Stored records:

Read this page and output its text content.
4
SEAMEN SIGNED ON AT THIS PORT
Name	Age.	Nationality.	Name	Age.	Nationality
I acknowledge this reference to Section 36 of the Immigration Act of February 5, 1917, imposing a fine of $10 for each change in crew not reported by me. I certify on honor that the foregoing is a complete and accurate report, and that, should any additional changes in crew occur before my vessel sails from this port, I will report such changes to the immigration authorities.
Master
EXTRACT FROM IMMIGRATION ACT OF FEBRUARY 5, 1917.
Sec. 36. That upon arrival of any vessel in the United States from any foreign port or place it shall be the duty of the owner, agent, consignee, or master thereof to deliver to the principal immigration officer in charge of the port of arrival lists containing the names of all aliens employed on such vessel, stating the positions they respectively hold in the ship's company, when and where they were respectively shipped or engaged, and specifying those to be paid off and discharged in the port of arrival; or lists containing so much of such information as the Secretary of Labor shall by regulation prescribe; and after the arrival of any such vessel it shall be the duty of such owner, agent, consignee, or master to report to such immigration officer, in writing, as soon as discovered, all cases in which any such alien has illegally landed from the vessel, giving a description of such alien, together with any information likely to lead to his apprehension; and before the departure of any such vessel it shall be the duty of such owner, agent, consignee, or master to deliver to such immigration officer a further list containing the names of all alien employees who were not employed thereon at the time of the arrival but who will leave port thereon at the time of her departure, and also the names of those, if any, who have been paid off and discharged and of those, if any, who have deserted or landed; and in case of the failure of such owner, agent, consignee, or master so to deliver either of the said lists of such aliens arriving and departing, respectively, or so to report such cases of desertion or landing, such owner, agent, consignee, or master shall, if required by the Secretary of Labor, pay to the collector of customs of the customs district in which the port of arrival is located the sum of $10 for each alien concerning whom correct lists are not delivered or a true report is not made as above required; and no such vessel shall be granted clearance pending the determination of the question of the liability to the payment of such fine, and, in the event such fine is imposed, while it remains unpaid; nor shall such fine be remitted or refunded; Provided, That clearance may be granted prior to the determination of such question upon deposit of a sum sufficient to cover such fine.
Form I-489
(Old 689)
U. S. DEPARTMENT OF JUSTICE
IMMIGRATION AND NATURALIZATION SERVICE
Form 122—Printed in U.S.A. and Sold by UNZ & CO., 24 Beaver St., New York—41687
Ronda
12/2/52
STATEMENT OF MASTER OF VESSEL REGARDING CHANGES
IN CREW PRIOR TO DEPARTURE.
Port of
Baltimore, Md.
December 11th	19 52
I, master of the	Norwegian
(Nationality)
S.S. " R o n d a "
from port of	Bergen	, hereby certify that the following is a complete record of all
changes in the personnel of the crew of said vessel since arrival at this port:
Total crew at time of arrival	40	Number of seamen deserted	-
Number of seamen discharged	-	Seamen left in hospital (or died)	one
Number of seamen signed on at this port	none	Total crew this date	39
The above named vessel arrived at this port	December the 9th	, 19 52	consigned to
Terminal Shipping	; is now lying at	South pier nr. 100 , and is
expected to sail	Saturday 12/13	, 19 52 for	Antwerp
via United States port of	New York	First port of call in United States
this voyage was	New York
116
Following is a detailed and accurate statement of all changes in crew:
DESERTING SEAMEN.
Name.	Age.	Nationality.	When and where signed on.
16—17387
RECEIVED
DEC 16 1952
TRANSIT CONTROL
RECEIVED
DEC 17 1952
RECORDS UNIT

* [REQUIREMENTS] Look over the listing above. Pick out and copy every line that includes "Total".

* [EXERCISE SOLUTION]
Total crew at time of arrival	40	Number of seamen deserted	-
Number of seamen signed on at this port	none	Total crew this date	39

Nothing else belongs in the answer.